* What is being asked:
Transcribe all the entries word for word, omitting any pictures they contain.

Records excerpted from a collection
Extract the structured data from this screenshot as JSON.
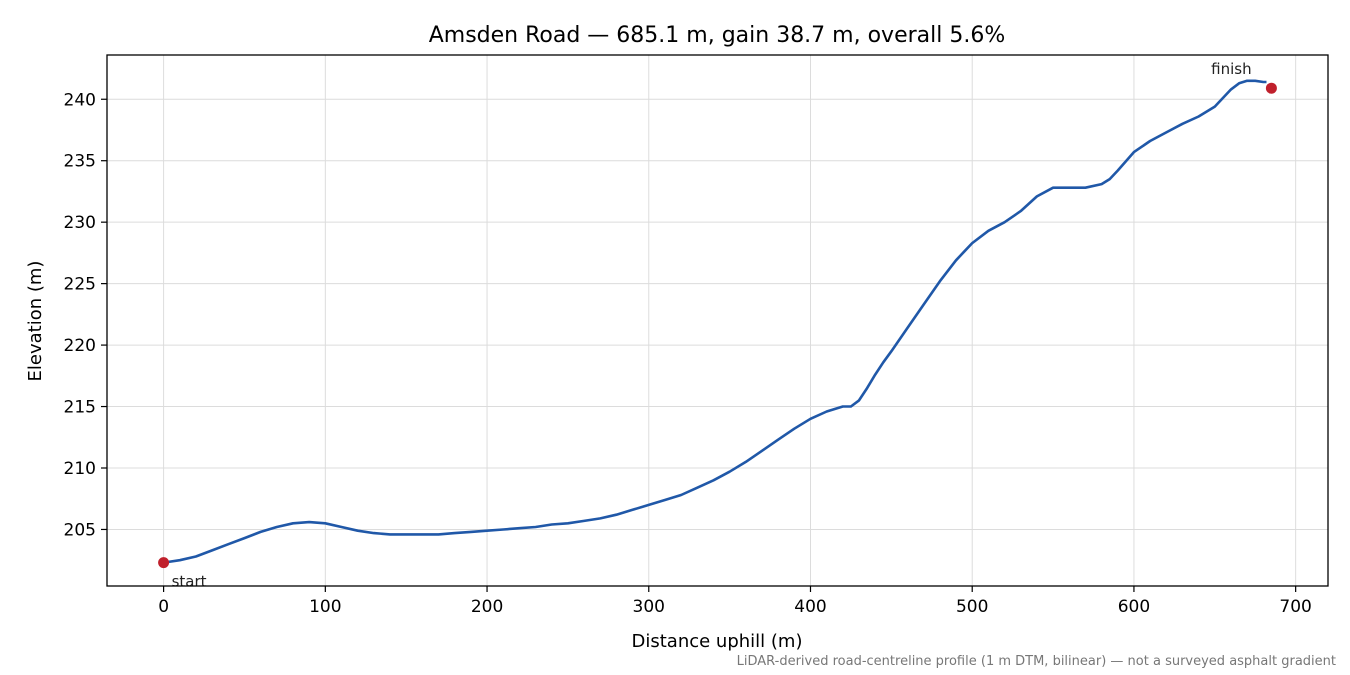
{
  "chart_data": {
    "type": "line",
    "title": "Amsden Road — 685.1 m, gain 38.7 m, overall 5.6%",
    "xlabel": "Distance uphill (m)",
    "ylabel": "Elevation (m)",
    "xlim": [
      -35,
      720
    ],
    "ylim": [
      200.4,
      243.6
    ],
    "xticks": [
      0,
      100,
      200,
      300,
      400,
      500,
      600,
      700
    ],
    "yticks": [
      205,
      210,
      215,
      220,
      225,
      230,
      235,
      240
    ],
    "grid": true,
    "line_color": "#2058a8",
    "marker_color": "#c0202c",
    "series": [
      {
        "x": [
          0,
          10,
          20,
          30,
          40,
          50,
          60,
          70,
          80,
          90,
          100,
          110,
          120,
          130,
          140,
          150,
          160,
          170,
          180,
          190,
          200,
          210,
          220,
          230,
          240,
          250,
          260,
          270,
          280,
          290,
          300,
          310,
          320,
          330,
          340,
          350,
          360,
          370,
          380,
          390,
          400,
          410,
          420,
          425,
          430,
          435,
          440,
          445,
          450,
          460,
          470,
          480,
          490,
          495,
          500,
          510,
          520,
          530,
          540,
          550,
          560,
          570,
          580,
          585,
          590,
          600,
          610,
          620,
          630,
          640,
          650,
          660,
          665,
          670,
          675,
          680,
          682
        ],
        "y": [
          202.3,
          202.5,
          202.8,
          203.3,
          203.8,
          204.3,
          204.8,
          205.2,
          205.5,
          205.6,
          205.5,
          205.2,
          204.9,
          204.7,
          204.6,
          204.6,
          204.6,
          204.6,
          204.7,
          204.8,
          204.9,
          205.0,
          205.1,
          205.2,
          205.4,
          205.5,
          205.7,
          205.9,
          206.2,
          206.6,
          207.0,
          207.4,
          207.8,
          208.4,
          209.0,
          209.7,
          210.5,
          211.4,
          212.3,
          213.2,
          214.0,
          214.6,
          215.0,
          215.0,
          215.5,
          216.5,
          217.6,
          218.6,
          219.5,
          221.4,
          223.3,
          225.2,
          226.9,
          227.6,
          228.3,
          229.3,
          230.0,
          230.9,
          232.1,
          232.8,
          232.8,
          232.8,
          233.1,
          233.5,
          234.2,
          235.7,
          236.6,
          237.3,
          238.0,
          238.6,
          239.4,
          240.8,
          241.3,
          241.5,
          241.5,
          241.4,
          241.4
        ]
      }
    ],
    "start": {
      "x": 0,
      "y": 202.3,
      "label": "start"
    },
    "finish": {
      "x": 685,
      "y": 240.9,
      "label": "finish"
    }
  },
  "footnote": "LiDAR-derived road-centreline profile (1 m DTM, bilinear) — not a surveyed asphalt gradient"
}
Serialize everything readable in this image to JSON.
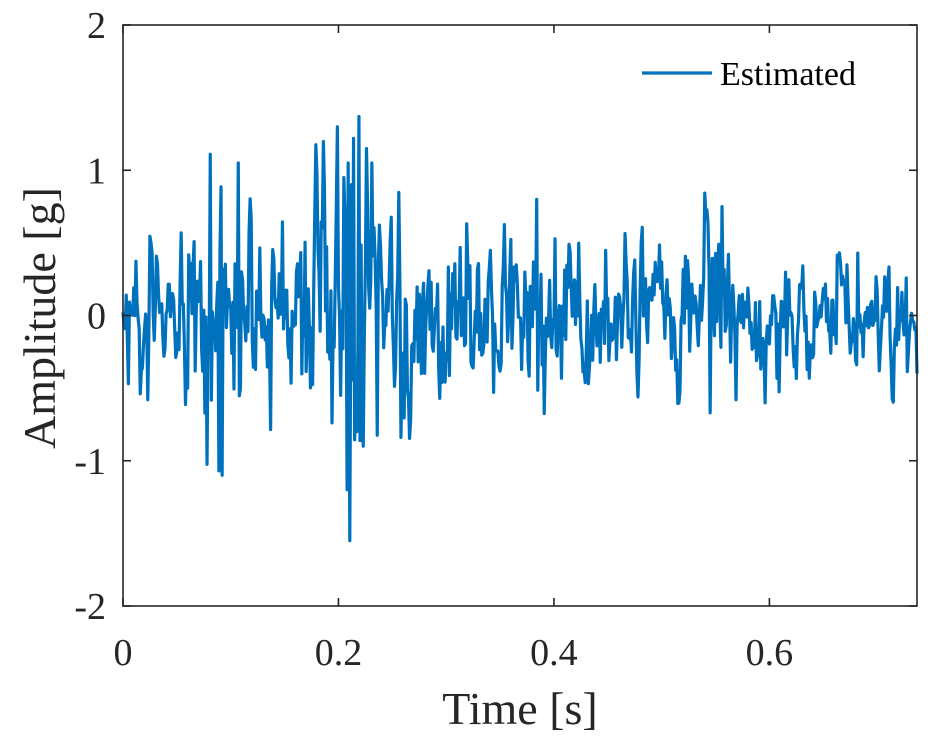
{
  "colors": {
    "series": "#0072BD",
    "axis": "#262626",
    "background": "#ffffff"
  },
  "chart_data": {
    "type": "line",
    "title": "",
    "xlabel": "Time [s]",
    "ylabel": "Amplitude [g]",
    "xlim": [
      0,
      0.737
    ],
    "ylim": [
      -2,
      2
    ],
    "xticks": [
      0,
      0.2,
      0.4,
      0.6
    ],
    "xtick_labels": [
      "0",
      "0.2",
      "0.4",
      "0.6"
    ],
    "yticks": [
      -2,
      -1,
      0,
      1,
      2
    ],
    "ytick_labels": [
      "-2",
      "-1",
      "0",
      "1",
      "2"
    ],
    "grid": false,
    "legend": {
      "position": "top-right",
      "entries": [
        "Estimated"
      ]
    },
    "sample_interval": 0.001,
    "envelope_anchors": [
      [
        0.0,
        0.3
      ],
      [
        0.02,
        0.45
      ],
      [
        0.05,
        0.4
      ],
      [
        0.07,
        0.7
      ],
      [
        0.09,
        0.95
      ],
      [
        0.11,
        0.75
      ],
      [
        0.13,
        0.45
      ],
      [
        0.16,
        0.55
      ],
      [
        0.19,
        0.95
      ],
      [
        0.21,
        1.2
      ],
      [
        0.23,
        0.95
      ],
      [
        0.26,
        0.75
      ],
      [
        0.29,
        0.7
      ],
      [
        0.32,
        0.55
      ],
      [
        0.35,
        0.45
      ],
      [
        0.38,
        0.55
      ],
      [
        0.4,
        0.55
      ],
      [
        0.43,
        0.45
      ],
      [
        0.47,
        0.4
      ],
      [
        0.5,
        0.45
      ],
      [
        0.53,
        0.55
      ],
      [
        0.55,
        0.65
      ],
      [
        0.58,
        0.5
      ],
      [
        0.61,
        0.4
      ],
      [
        0.65,
        0.35
      ],
      [
        0.69,
        0.4
      ],
      [
        0.72,
        0.45
      ],
      [
        0.737,
        0.4
      ]
    ],
    "series": [
      {
        "name": "Estimated",
        "generated": true,
        "seed": 20240521,
        "landmarks": [
          [
            0.0,
            0.02
          ],
          [
            0.003,
            0.14
          ],
          [
            0.0035,
            0.0
          ],
          [
            0.005,
            -0.47
          ],
          [
            0.081,
            1.11
          ],
          [
            0.089,
            -1.07
          ],
          [
            0.092,
            -1.1
          ],
          [
            0.107,
            1.05
          ],
          [
            0.199,
            1.3
          ],
          [
            0.202,
            -0.55
          ],
          [
            0.205,
            0.95
          ],
          [
            0.208,
            -1.2
          ],
          [
            0.209,
            1.05
          ],
          [
            0.2105,
            -1.55
          ],
          [
            0.212,
            0.9
          ],
          [
            0.214,
            1.22
          ],
          [
            0.217,
            -0.8
          ],
          [
            0.219,
            1.37
          ],
          [
            0.222,
            -0.7
          ],
          [
            0.231,
            1.05
          ],
          [
            0.384,
            0.8
          ],
          [
            0.556,
            0.75
          ],
          [
            0.545,
            -0.67
          ],
          [
            0.737,
            -0.4
          ]
        ]
      }
    ]
  }
}
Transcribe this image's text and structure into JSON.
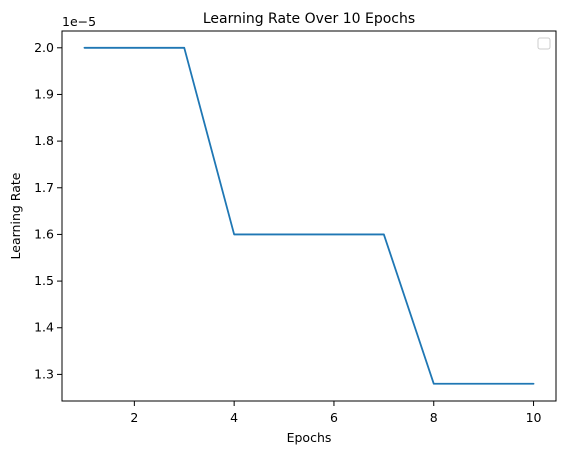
{
  "chart_data": {
    "type": "line",
    "title": "Learning Rate Over 10 Epochs",
    "xlabel": "Epochs",
    "ylabel": "Learning Rate",
    "y_offset_label": "1e−5",
    "xlim": [
      0.55,
      10.45
    ],
    "ylim": [
      1.243,
      2.036
    ],
    "y_scale_factor": 1e-05,
    "x_ticks": [
      2,
      4,
      6,
      8,
      10
    ],
    "y_ticks": [
      1.3,
      1.4,
      1.5,
      1.6,
      1.7,
      1.8,
      1.9,
      2.0
    ],
    "x_tick_labels": [
      "2",
      "4",
      "6",
      "8",
      "10"
    ],
    "y_tick_labels": [
      "1.3",
      "1.4",
      "1.5",
      "1.6",
      "1.7",
      "1.8",
      "1.9",
      "2.0"
    ],
    "grid": false,
    "legend": "top-right",
    "series": [
      {
        "color": "#1f77b4",
        "x": [
          1,
          2,
          3,
          4,
          5,
          6,
          7,
          8,
          9,
          10
        ],
        "y": [
          2e-05,
          2e-05,
          2e-05,
          1.6e-05,
          1.6e-05,
          1.6e-05,
          1.6e-05,
          1.28e-05,
          1.28e-05,
          1.28e-05
        ]
      }
    ]
  }
}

* Problem solution:
Extract the structured data from this screenshot as JSON.
{
  "chart_data": {
    "type": "line",
    "title": "Amsden Road — 685.1 m, gain 38.7 m, overall 5.6%",
    "xlabel": "Distance uphill (m)",
    "ylabel": "Elevation (m)",
    "xlim": [
      -35,
      720
    ],
    "ylim": [
      200.4,
      243.6
    ],
    "xticks": [
      0,
      100,
      200,
      300,
      400,
      500,
      600,
      700
    ],
    "yticks": [
      205,
      210,
      215,
      220,
      225,
      230,
      235,
      240
    ],
    "grid": true,
    "line_color": "#2058a8",
    "marker_color": "#c0202c",
    "series": [
      {
        "x": [
          0,
          10,
          20,
          30,
          40,
          50,
          60,
          70,
          80,
          90,
          100,
          110,
          120,
          130,
          140,
          150,
          160,
          170,
          180,
          190,
          200,
          210,
          220,
          230,
          240,
          250,
          260,
          270,
          280,
          290,
          300,
          310,
          320,
          330,
          340,
          350,
          360,
          370,
          380,
          390,
          400,
          410,
          420,
          425,
          430,
          435,
          440,
          445,
          450,
          460,
          470,
          480,
          490,
          495,
          500,
          510,
          520,
          530,
          540,
          550,
          560,
          570,
          580,
          585,
          590,
          600,
          610,
          620,
          630,
          640,
          650,
          660,
          665,
          670,
          675,
          680,
          682
        ],
        "y": [
          202.3,
          202.5,
          202.8,
          203.3,
          203.8,
          204.3,
          204.8,
          205.2,
          205.5,
          205.6,
          205.5,
          205.2,
          204.9,
          204.7,
          204.6,
          204.6,
          204.6,
          204.6,
          204.7,
          204.8,
          204.9,
          205.0,
          205.1,
          205.2,
          205.4,
          205.5,
          205.7,
          205.9,
          206.2,
          206.6,
          207.0,
          207.4,
          207.8,
          208.4,
          209.0,
          209.7,
          210.5,
          211.4,
          212.3,
          213.2,
          214.0,
          214.6,
          215.0,
          215.0,
          215.5,
          216.5,
          217.6,
          218.6,
          219.5,
          221.4,
          223.3,
          225.2,
          226.9,
          227.6,
          228.3,
          229.3,
          230.0,
          230.9,
          232.1,
          232.8,
          232.8,
          232.8,
          233.1,
          233.5,
          234.2,
          235.7,
          236.6,
          237.3,
          238.0,
          238.6,
          239.4,
          240.8,
          241.3,
          241.5,
          241.5,
          241.4,
          241.4
        ]
      }
    ],
    "start": {
      "x": 0,
      "y": 202.3,
      "label": "start"
    },
    "finish": {
      "x": 685,
      "y": 240.9,
      "label": "finish"
    }
  },
  "footnote": "LiDAR-derived road-centreline profile (1 m DTM, bilinear) — not a surveyed asphalt gradient"
}
Serialize everything readable in this image to JSON.
{
  "colors": {
    "series": "#0072BD",
    "axis": "#262626",
    "background": "#ffffff"
  },
  "chart_data": {
    "type": "line",
    "title": "",
    "xlabel": "Time [s]",
    "ylabel": "Amplitude [g]",
    "xlim": [
      0,
      0.737
    ],
    "ylim": [
      -2,
      2
    ],
    "xticks": [
      0,
      0.2,
      0.4,
      0.6
    ],
    "xtick_labels": [
      "0",
      "0.2",
      "0.4",
      "0.6"
    ],
    "yticks": [
      -2,
      -1,
      0,
      1,
      2
    ],
    "ytick_labels": [
      "-2",
      "-1",
      "0",
      "1",
      "2"
    ],
    "grid": false,
    "legend": {
      "position": "top-right",
      "entries": [
        "Estimated"
      ]
    },
    "sample_interval": 0.001,
    "envelope_anchors": [
      [
        0.0,
        0.3
      ],
      [
        0.02,
        0.45
      ],
      [
        0.05,
        0.4
      ],
      [
        0.07,
        0.7
      ],
      [
        0.09,
        0.95
      ],
      [
        0.11,
        0.75
      ],
      [
        0.13,
        0.45
      ],
      [
        0.16,
        0.55
      ],
      [
        0.19,
        0.95
      ],
      [
        0.21,
        1.2
      ],
      [
        0.23,
        0.95
      ],
      [
        0.26,
        0.75
      ],
      [
        0.29,
        0.7
      ],
      [
        0.32,
        0.55
      ],
      [
        0.35,
        0.45
      ],
      [
        0.38,
        0.55
      ],
      [
        0.4,
        0.55
      ],
      [
        0.43,
        0.45
      ],
      [
        0.47,
        0.4
      ],
      [
        0.5,
        0.45
      ],
      [
        0.53,
        0.55
      ],
      [
        0.55,
        0.65
      ],
      [
        0.58,
        0.5
      ],
      [
        0.61,
        0.4
      ],
      [
        0.65,
        0.35
      ],
      [
        0.69,
        0.4
      ],
      [
        0.72,
        0.45
      ],
      [
        0.737,
        0.4
      ]
    ],
    "series": [
      {
        "name": "Estimated",
        "generated": true,
        "seed": 20240521,
        "landmarks": [
          [
            0.0,
            0.02
          ],
          [
            0.003,
            0.14
          ],
          [
            0.0035,
            0.0
          ],
          [
            0.005,
            -0.47
          ],
          [
            0.081,
            1.11
          ],
          [
            0.089,
            -1.07
          ],
          [
            0.092,
            -1.1
          ],
          [
            0.107,
            1.05
          ],
          [
            0.199,
            1.3
          ],
          [
            0.202,
            -0.55
          ],
          [
            0.205,
            0.95
          ],
          [
            0.208,
            -1.2
          ],
          [
            0.209,
            1.05
          ],
          [
            0.2105,
            -1.55
          ],
          [
            0.212,
            0.9
          ],
          [
            0.214,
            1.22
          ],
          [
            0.217,
            -0.8
          ],
          [
            0.219,
            1.37
          ],
          [
            0.222,
            -0.7
          ],
          [
            0.231,
            1.05
          ],
          [
            0.384,
            0.8
          ],
          [
            0.556,
            0.75
          ],
          [
            0.545,
            -0.67
          ],
          [
            0.737,
            -0.4
          ]
        ]
      }
    ]
  }
}
Transcribe this image's text and structure into JSON.
{
  "chart_data": {
    "type": "line",
    "title": "Learning Rate Over 10 Epochs",
    "xlabel": "Epochs",
    "ylabel": "Learning Rate",
    "y_offset_label": "1e−5",
    "xlim": [
      0.55,
      10.45
    ],
    "ylim": [
      1.243,
      2.036
    ],
    "y_scale_factor": 1e-05,
    "x_ticks": [
      2,
      4,
      6,
      8,
      10
    ],
    "y_ticks": [
      1.3,
      1.4,
      1.5,
      1.6,
      1.7,
      1.8,
      1.9,
      2.0
    ],
    "x_tick_labels": [
      "2",
      "4",
      "6",
      "8",
      "10"
    ],
    "y_tick_labels": [
      "1.3",
      "1.4",
      "1.5",
      "1.6",
      "1.7",
      "1.8",
      "1.9",
      "2.0"
    ],
    "grid": false,
    "legend": "top-right",
    "series": [
      {
        "color": "#1f77b4",
        "x": [
          1,
          2,
          3,
          4,
          5,
          6,
          7,
          8,
          9,
          10
        ],
        "y": [
          2e-05,
          2e-05,
          2e-05,
          1.6e-05,
          1.6e-05,
          1.6e-05,
          1.6e-05,
          1.28e-05,
          1.28e-05,
          1.28e-05
        ]
      }
    ]
  }
}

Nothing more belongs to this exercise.